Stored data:
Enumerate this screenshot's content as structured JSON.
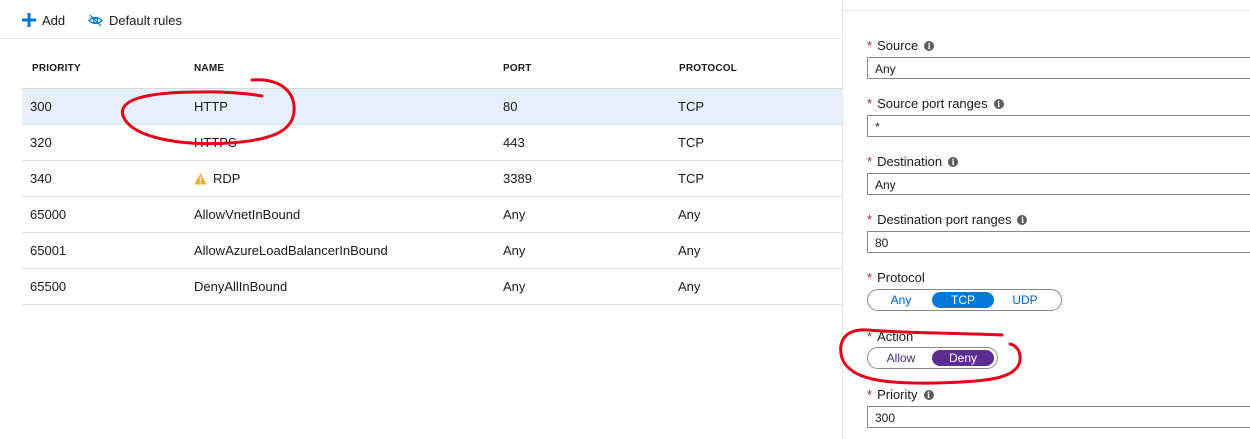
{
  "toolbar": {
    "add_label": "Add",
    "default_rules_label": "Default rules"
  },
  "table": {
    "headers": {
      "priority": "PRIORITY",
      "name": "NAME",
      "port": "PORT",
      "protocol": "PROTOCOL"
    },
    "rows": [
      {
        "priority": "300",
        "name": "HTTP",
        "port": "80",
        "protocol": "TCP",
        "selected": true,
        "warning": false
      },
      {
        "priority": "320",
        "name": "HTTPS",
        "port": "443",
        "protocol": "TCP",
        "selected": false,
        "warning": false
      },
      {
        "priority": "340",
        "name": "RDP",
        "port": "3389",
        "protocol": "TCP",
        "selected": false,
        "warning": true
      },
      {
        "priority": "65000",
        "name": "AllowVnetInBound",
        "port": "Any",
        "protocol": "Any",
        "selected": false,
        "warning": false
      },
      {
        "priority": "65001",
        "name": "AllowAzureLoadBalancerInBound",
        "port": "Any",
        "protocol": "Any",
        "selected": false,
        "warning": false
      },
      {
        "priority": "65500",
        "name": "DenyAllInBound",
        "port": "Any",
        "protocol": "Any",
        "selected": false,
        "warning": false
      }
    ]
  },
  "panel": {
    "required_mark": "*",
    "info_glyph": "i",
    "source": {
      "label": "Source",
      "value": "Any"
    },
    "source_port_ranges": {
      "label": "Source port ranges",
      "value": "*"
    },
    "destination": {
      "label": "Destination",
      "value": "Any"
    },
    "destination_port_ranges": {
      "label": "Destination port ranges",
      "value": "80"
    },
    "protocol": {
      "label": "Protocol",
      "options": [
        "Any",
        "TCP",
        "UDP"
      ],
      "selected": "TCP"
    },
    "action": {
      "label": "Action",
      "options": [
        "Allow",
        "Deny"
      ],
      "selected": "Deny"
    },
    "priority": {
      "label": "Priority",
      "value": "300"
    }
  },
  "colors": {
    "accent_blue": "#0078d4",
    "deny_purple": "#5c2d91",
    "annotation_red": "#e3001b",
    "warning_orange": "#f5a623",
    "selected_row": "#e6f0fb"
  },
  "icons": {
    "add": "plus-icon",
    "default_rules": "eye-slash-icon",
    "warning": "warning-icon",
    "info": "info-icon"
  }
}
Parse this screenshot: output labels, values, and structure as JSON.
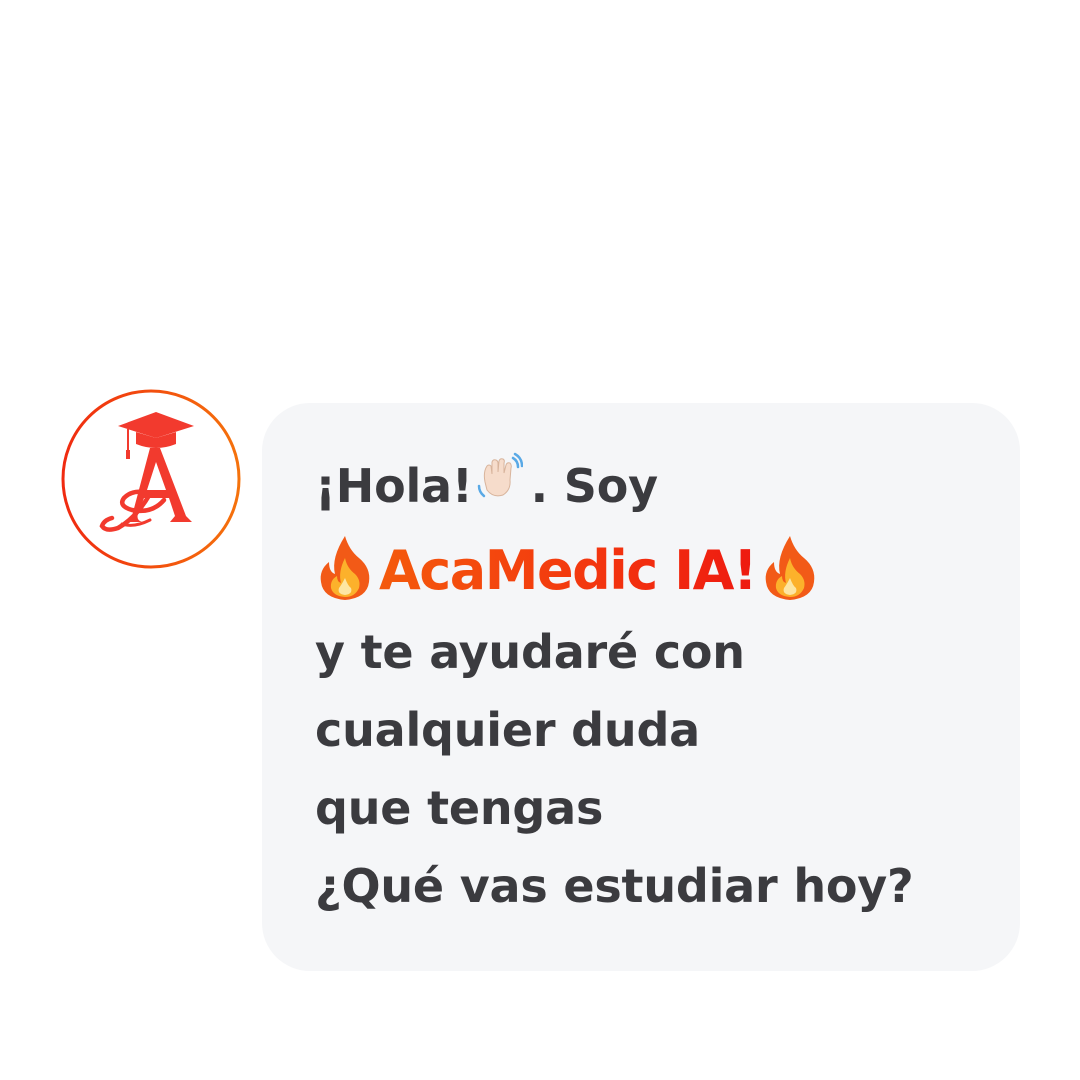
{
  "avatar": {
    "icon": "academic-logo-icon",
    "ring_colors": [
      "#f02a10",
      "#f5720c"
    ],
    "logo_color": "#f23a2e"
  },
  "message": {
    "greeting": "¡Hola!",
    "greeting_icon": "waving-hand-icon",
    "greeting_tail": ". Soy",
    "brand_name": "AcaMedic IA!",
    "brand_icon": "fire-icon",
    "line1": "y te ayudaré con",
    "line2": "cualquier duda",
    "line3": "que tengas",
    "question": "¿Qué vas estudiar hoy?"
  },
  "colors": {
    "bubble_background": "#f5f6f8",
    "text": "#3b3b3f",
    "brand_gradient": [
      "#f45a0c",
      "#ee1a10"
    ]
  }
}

DESCRIPTION OF THE TASK: Reproduce each line word for word and drop the pictures.

OUTPUT OF THE EXERCISE:
Enumerate this screenshot's content as structured JSON.
{
  "toolbar": {
    "add_label": "Add",
    "default_rules_label": "Default rules"
  },
  "table": {
    "headers": {
      "priority": "PRIORITY",
      "name": "NAME",
      "port": "PORT",
      "protocol": "PROTOCOL"
    },
    "rows": [
      {
        "priority": "300",
        "name": "HTTP",
        "port": "80",
        "protocol": "TCP",
        "selected": true,
        "warning": false
      },
      {
        "priority": "320",
        "name": "HTTPS",
        "port": "443",
        "protocol": "TCP",
        "selected": false,
        "warning": false
      },
      {
        "priority": "340",
        "name": "RDP",
        "port": "3389",
        "protocol": "TCP",
        "selected": false,
        "warning": true
      },
      {
        "priority": "65000",
        "name": "AllowVnetInBound",
        "port": "Any",
        "protocol": "Any",
        "selected": false,
        "warning": false
      },
      {
        "priority": "65001",
        "name": "AllowAzureLoadBalancerInBound",
        "port": "Any",
        "protocol": "Any",
        "selected": false,
        "warning": false
      },
      {
        "priority": "65500",
        "name": "DenyAllInBound",
        "port": "Any",
        "protocol": "Any",
        "selected": false,
        "warning": false
      }
    ]
  },
  "panel": {
    "required_mark": "*",
    "info_glyph": "i",
    "source": {
      "label": "Source",
      "value": "Any"
    },
    "source_port_ranges": {
      "label": "Source port ranges",
      "value": "*"
    },
    "destination": {
      "label": "Destination",
      "value": "Any"
    },
    "destination_port_ranges": {
      "label": "Destination port ranges",
      "value": "80"
    },
    "protocol": {
      "label": "Protocol",
      "options": [
        "Any",
        "TCP",
        "UDP"
      ],
      "selected": "TCP"
    },
    "action": {
      "label": "Action",
      "options": [
        "Allow",
        "Deny"
      ],
      "selected": "Deny"
    },
    "priority": {
      "label": "Priority",
      "value": "300"
    }
  },
  "colors": {
    "accent_blue": "#0078d4",
    "deny_purple": "#5c2d91",
    "annotation_red": "#e3001b",
    "warning_orange": "#f5a623",
    "selected_row": "#e6f0fb"
  },
  "icons": {
    "add": "plus-icon",
    "default_rules": "eye-slash-icon",
    "warning": "warning-icon",
    "info": "info-icon"
  }
}
Parse this screenshot: output labels, values, and structure as JSON.
{
  "avatar": {
    "icon": "academic-logo-icon",
    "ring_colors": [
      "#f02a10",
      "#f5720c"
    ],
    "logo_color": "#f23a2e"
  },
  "message": {
    "greeting": "¡Hola!",
    "greeting_icon": "waving-hand-icon",
    "greeting_tail": ". Soy",
    "brand_name": "AcaMedic IA!",
    "brand_icon": "fire-icon",
    "line1": "y te ayudaré con",
    "line2": "cualquier duda",
    "line3": "que tengas",
    "question": "¿Qué vas estudiar hoy?"
  },
  "colors": {
    "bubble_background": "#f5f6f8",
    "text": "#3b3b3f",
    "brand_gradient": [
      "#f45a0c",
      "#ee1a10"
    ]
  }
}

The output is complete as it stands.